# START OF EXERCISE MATERIAL

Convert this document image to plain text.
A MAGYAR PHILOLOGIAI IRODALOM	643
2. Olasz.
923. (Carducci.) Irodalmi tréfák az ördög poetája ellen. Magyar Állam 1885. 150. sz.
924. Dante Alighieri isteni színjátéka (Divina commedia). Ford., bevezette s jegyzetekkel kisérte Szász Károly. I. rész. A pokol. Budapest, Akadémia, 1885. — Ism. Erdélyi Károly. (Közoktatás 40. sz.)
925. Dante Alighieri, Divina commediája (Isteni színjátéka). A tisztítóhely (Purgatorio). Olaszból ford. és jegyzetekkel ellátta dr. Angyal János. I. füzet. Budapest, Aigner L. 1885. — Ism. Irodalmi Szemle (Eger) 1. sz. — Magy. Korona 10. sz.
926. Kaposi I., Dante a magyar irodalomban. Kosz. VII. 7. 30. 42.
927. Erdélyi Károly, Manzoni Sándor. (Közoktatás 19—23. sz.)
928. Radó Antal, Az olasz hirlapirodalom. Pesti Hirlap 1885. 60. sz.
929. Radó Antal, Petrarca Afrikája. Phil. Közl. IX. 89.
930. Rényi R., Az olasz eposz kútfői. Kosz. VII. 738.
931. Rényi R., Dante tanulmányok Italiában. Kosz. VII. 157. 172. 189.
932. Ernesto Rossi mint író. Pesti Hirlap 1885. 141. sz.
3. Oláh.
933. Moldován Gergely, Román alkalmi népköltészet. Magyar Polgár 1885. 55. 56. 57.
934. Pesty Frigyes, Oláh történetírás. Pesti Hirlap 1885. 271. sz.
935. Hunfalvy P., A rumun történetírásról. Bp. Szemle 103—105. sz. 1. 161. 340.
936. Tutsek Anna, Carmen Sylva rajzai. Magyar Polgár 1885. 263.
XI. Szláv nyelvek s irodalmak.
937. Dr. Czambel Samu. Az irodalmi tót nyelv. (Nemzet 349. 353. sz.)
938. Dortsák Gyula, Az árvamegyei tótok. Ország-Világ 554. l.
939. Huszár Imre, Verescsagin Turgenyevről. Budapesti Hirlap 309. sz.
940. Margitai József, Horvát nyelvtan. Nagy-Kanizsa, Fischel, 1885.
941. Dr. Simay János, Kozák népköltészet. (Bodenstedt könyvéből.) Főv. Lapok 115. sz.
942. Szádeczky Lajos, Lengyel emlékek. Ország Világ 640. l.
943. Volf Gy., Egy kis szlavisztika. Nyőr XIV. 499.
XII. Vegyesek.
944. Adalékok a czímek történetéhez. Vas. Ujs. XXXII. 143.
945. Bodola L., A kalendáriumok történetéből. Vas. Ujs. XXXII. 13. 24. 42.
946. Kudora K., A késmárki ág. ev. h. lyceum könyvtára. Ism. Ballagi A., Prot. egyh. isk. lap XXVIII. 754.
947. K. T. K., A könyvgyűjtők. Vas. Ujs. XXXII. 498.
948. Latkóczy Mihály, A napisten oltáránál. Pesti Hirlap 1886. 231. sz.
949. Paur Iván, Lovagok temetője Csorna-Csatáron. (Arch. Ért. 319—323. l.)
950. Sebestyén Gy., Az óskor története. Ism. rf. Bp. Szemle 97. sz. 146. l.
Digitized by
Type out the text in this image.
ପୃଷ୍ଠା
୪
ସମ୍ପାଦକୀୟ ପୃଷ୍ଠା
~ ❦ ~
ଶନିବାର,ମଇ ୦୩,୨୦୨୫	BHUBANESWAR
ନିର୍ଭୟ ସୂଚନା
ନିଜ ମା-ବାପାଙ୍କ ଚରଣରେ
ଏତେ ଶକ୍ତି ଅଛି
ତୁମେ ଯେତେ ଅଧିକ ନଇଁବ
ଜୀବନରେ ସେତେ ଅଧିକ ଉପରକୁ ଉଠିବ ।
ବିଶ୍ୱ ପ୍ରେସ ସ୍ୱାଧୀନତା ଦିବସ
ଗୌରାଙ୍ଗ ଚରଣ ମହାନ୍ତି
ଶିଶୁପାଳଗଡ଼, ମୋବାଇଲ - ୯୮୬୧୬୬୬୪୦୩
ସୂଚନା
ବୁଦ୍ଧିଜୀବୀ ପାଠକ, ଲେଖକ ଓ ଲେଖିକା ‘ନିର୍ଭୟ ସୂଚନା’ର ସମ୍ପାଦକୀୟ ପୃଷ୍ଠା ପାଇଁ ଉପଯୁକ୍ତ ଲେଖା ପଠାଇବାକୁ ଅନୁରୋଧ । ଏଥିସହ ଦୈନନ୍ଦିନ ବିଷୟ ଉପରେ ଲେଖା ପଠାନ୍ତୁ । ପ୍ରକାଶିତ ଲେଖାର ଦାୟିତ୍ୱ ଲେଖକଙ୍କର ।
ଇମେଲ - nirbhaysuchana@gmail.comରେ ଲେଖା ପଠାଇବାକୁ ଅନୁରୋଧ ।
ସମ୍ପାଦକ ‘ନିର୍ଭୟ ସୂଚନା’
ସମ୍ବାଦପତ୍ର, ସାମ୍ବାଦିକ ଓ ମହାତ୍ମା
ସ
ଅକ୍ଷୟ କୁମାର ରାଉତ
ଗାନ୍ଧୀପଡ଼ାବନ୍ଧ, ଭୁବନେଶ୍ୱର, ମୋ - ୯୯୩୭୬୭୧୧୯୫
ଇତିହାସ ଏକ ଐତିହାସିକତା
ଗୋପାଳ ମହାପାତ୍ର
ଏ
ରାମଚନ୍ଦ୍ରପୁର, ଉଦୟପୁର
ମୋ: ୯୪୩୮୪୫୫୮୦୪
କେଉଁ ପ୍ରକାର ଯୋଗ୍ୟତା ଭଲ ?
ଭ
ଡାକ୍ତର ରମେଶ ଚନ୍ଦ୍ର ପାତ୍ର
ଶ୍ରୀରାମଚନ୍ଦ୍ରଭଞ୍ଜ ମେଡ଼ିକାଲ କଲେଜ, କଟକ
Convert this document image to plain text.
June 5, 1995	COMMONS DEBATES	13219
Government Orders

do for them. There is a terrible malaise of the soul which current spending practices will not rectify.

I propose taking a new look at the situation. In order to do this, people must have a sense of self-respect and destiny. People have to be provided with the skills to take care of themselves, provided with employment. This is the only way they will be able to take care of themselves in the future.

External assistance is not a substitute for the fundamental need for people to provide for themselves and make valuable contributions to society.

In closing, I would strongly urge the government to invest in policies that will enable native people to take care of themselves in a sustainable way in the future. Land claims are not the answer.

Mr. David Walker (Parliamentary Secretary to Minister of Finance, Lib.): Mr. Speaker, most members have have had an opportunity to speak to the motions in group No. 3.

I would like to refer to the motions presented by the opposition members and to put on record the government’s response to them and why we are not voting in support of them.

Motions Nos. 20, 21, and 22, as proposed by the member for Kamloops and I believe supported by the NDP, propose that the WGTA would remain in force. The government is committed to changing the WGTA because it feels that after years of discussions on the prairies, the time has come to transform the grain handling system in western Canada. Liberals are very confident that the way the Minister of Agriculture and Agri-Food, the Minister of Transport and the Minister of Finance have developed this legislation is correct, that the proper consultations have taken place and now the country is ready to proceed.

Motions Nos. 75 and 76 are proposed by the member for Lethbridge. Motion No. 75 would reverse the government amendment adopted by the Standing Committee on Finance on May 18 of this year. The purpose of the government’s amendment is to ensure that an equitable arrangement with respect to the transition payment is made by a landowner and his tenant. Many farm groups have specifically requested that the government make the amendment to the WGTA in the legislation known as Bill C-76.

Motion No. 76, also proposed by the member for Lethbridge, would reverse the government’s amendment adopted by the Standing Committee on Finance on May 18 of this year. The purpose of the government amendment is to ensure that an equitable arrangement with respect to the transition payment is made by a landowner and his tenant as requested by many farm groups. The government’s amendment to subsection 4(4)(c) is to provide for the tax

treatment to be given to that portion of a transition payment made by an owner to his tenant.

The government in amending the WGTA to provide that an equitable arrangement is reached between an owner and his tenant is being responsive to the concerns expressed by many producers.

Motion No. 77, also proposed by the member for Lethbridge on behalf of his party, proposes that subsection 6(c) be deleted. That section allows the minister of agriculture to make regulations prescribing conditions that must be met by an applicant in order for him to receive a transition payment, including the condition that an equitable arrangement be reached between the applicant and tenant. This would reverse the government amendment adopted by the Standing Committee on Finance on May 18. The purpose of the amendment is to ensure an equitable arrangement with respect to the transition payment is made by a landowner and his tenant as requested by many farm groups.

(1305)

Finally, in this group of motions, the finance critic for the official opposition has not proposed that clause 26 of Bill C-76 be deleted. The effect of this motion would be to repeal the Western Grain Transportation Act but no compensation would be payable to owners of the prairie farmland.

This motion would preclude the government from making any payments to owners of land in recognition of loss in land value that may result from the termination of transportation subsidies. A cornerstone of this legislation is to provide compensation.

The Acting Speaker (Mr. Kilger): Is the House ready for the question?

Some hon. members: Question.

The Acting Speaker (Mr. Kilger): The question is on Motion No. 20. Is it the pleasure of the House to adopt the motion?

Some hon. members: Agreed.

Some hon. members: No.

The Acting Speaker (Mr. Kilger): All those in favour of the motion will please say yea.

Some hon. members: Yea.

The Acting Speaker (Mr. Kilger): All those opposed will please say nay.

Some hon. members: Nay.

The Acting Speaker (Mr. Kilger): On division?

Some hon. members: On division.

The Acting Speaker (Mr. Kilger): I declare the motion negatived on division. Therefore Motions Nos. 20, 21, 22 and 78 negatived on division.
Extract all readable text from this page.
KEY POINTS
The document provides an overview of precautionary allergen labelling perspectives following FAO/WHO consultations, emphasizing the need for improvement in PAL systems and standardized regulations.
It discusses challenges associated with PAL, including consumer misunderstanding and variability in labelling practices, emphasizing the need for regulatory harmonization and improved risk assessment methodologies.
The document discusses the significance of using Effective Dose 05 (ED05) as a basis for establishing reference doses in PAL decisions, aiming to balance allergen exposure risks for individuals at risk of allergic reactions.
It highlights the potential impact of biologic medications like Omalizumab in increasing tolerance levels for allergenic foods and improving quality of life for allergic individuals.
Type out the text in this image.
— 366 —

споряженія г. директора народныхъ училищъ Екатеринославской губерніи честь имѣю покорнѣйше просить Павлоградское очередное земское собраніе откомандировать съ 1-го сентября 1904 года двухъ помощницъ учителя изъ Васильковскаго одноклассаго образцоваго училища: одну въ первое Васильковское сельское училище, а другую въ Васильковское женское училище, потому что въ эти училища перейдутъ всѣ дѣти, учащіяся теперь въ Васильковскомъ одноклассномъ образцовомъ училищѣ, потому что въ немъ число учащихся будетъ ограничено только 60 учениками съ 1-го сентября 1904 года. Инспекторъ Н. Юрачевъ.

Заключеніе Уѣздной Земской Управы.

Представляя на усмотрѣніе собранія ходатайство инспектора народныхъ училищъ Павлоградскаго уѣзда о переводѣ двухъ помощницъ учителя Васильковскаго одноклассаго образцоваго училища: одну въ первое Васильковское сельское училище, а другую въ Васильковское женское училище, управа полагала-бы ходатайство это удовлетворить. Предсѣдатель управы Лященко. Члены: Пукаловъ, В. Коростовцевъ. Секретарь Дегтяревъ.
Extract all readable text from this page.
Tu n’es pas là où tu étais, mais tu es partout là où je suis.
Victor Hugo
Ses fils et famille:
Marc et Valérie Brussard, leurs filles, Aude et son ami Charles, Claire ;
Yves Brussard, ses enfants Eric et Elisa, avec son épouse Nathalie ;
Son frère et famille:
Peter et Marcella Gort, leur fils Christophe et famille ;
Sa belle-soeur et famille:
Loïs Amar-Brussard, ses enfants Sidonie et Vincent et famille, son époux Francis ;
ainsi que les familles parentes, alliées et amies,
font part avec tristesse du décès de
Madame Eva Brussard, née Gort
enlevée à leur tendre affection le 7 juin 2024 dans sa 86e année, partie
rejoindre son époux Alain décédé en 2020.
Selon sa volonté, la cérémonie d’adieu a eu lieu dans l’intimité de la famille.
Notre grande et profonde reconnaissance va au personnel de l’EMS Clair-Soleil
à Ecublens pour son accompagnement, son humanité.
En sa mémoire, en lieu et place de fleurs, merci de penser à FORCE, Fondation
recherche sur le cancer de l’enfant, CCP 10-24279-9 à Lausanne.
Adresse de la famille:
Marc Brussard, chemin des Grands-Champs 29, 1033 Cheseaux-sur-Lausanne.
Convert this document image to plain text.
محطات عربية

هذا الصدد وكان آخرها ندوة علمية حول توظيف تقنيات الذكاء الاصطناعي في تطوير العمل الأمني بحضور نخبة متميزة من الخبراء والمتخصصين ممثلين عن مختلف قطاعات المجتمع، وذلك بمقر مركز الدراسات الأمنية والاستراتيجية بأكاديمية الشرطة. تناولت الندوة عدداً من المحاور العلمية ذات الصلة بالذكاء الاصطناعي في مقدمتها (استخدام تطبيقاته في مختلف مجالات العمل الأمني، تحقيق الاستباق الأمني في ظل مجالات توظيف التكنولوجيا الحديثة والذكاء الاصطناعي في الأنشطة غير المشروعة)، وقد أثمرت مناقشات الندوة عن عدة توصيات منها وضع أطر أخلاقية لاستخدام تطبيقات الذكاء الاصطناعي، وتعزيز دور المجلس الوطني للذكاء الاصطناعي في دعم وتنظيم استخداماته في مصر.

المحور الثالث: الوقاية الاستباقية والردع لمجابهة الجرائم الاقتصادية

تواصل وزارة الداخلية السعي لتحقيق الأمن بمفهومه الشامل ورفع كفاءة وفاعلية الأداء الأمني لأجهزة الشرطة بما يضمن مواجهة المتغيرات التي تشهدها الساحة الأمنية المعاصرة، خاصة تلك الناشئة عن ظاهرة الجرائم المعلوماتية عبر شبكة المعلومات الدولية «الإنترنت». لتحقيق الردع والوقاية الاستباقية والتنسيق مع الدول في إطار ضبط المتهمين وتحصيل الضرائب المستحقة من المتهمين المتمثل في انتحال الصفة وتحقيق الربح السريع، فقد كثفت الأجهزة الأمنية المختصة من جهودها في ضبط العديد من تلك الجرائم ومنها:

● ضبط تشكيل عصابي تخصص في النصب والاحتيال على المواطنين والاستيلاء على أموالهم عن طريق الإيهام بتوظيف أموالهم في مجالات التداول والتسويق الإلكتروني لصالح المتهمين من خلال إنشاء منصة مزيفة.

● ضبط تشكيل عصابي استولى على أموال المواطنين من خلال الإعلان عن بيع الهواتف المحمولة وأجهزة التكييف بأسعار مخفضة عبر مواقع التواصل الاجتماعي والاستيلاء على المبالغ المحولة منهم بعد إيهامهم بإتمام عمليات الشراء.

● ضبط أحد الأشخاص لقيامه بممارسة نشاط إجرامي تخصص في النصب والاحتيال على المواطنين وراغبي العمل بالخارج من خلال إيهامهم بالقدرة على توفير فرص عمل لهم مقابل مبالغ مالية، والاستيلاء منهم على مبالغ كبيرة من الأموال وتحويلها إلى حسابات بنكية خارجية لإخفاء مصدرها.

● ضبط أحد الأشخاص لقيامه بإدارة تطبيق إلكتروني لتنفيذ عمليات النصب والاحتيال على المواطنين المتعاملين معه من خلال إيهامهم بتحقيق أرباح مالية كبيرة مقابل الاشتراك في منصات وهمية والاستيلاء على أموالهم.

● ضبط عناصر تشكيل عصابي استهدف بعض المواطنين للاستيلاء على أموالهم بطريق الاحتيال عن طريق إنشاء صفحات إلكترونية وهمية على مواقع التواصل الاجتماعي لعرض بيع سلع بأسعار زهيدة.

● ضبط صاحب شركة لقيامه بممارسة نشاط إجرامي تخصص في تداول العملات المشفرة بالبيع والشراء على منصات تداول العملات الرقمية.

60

# END OF EXERCISE MATERIAL

> **EXERCISE INSTRUCTIONS**: Find every line above that contains the word "dans", and return each one.

> **TASK RESULT**:
enlevée à leur tendre affection le 7 juin 2024 dans sa 86e année, partie
Selon sa volonté, la cérémonie d’adieu a eu lieu dans l’intimité de la famille.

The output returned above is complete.